:: EXTRACTED RECORDS ::
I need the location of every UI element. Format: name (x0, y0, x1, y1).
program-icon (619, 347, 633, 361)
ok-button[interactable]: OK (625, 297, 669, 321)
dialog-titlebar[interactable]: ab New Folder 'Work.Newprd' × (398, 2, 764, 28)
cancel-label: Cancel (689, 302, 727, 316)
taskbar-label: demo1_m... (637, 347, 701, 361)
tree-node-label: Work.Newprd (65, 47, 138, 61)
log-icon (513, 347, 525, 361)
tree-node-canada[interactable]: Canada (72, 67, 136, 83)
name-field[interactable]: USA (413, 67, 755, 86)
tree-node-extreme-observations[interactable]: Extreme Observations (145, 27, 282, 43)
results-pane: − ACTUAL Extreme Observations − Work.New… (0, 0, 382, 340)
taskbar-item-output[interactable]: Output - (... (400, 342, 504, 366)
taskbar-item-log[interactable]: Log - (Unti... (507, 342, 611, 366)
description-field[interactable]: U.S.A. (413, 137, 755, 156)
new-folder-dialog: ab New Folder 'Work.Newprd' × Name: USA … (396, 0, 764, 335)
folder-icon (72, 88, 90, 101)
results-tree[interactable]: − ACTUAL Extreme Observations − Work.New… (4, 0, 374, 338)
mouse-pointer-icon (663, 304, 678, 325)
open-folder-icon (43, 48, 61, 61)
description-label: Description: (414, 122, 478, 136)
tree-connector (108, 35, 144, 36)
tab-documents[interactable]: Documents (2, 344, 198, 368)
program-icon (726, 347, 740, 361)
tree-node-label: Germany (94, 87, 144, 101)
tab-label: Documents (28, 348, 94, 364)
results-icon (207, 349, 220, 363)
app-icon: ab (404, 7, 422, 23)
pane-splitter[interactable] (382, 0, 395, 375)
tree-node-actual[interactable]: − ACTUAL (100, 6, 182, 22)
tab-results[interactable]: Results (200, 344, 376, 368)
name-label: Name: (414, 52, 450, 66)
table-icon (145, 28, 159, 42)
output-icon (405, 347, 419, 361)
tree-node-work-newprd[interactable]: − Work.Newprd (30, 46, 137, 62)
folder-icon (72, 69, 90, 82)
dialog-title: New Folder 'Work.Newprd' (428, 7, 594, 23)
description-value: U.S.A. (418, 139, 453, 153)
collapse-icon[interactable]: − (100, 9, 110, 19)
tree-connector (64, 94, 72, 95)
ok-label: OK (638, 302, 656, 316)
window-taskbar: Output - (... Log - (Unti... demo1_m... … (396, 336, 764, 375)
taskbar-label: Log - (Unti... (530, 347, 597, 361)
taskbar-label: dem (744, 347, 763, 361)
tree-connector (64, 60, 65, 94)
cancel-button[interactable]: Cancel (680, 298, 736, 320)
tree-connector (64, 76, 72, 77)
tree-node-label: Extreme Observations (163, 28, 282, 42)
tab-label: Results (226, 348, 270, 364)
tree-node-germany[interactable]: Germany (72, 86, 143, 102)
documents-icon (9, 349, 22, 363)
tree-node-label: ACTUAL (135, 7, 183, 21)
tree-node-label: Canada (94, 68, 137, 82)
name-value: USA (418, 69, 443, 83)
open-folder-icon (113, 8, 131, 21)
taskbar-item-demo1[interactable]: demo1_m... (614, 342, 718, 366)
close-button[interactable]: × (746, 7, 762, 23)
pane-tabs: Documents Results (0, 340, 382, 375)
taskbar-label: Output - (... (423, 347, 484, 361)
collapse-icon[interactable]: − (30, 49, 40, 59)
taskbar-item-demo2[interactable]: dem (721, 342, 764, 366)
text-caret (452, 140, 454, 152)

:: EXERCISE DESCRIPTION ::
Reproduce all of the items above, substituting "Work.Archive" for every occurrence of "Work.Newprd" and leaving everything else unchanged.

:: SOLUTION ::
I need the location of every UI element. Format: name (x0, y0, x1, y1).
program-icon (619, 347, 633, 361)
ok-button[interactable]: OK (625, 297, 669, 321)
dialog-titlebar[interactable]: ab New Folder 'Work.Archive' × (398, 2, 764, 28)
cancel-label: Cancel (689, 302, 727, 316)
taskbar-label: demo1_m... (637, 347, 701, 361)
tree-node-label: Work.Archive (65, 47, 138, 61)
log-icon (513, 347, 525, 361)
tree-node-canada[interactable]: Canada (72, 67, 136, 83)
name-field[interactable]: USA (413, 67, 755, 86)
tree-node-extreme-observations[interactable]: Extreme Observations (145, 27, 282, 43)
results-pane: − ACTUAL Extreme Observations − Work.New… (0, 0, 382, 340)
taskbar-item-output[interactable]: Output - (... (400, 342, 504, 366)
taskbar-item-log[interactable]: Log - (Unti... (507, 342, 611, 366)
description-field[interactable]: U.S.A. (413, 137, 755, 156)
new-folder-dialog: ab New Folder 'Work.Archive' × Name: USA … (396, 0, 764, 335)
folder-icon (72, 88, 90, 101)
results-tree[interactable]: − ACTUAL Extreme Observations − Work.New… (4, 0, 374, 338)
mouse-pointer-icon (663, 304, 678, 325)
open-folder-icon (43, 48, 61, 61)
description-label: Description: (414, 122, 478, 136)
tree-connector (108, 35, 144, 36)
tab-documents[interactable]: Documents (2, 344, 198, 368)
program-icon (726, 347, 740, 361)
tree-node-label: Germany (94, 87, 144, 101)
tab-label: Documents (28, 348, 94, 364)
results-icon (207, 349, 220, 363)
app-icon: ab (404, 7, 422, 23)
pane-splitter[interactable] (382, 0, 395, 375)
tree-node-actual[interactable]: − ACTUAL (100, 6, 182, 22)
tab-results[interactable]: Results (200, 344, 376, 368)
name-label: Name: (414, 52, 450, 66)
table-icon (145, 28, 159, 42)
output-icon (405, 347, 419, 361)
tree-node-work-newprd[interactable]: − Work.Archive (30, 46, 137, 62)
folder-icon (72, 69, 90, 82)
dialog-title: New Folder 'Work.Archive' (428, 7, 594, 23)
description-value: U.S.A. (418, 139, 453, 153)
collapse-icon[interactable]: − (100, 9, 110, 19)
tree-connector (64, 94, 72, 95)
ok-label: OK (638, 302, 656, 316)
window-taskbar: Output - (... Log - (Unti... demo1_m... … (396, 336, 764, 375)
taskbar-label: Log - (Unti... (530, 347, 597, 361)
taskbar-label: dem (744, 347, 763, 361)
tree-connector (64, 60, 65, 94)
cancel-button[interactable]: Cancel (680, 298, 736, 320)
tree-connector (64, 76, 72, 77)
tree-node-label: Extreme Observations (163, 28, 282, 42)
tab-label: Results (226, 348, 270, 364)
tree-node-germany[interactable]: Germany (72, 86, 143, 102)
documents-icon (9, 349, 22, 363)
tree-node-label: ACTUAL (135, 7, 183, 21)
tree-node-label: Canada (94, 68, 137, 82)
name-value: USA (418, 69, 443, 83)
open-folder-icon (113, 8, 131, 21)
taskbar-item-demo1[interactable]: demo1_m... (614, 342, 718, 366)
close-button[interactable]: × (746, 7, 762, 23)
pane-tabs: Documents Results (0, 340, 382, 375)
taskbar-label: Output - (... (423, 347, 484, 361)
collapse-icon[interactable]: − (30, 49, 40, 59)
taskbar-item-demo2[interactable]: dem (721, 342, 764, 366)
text-caret (452, 140, 454, 152)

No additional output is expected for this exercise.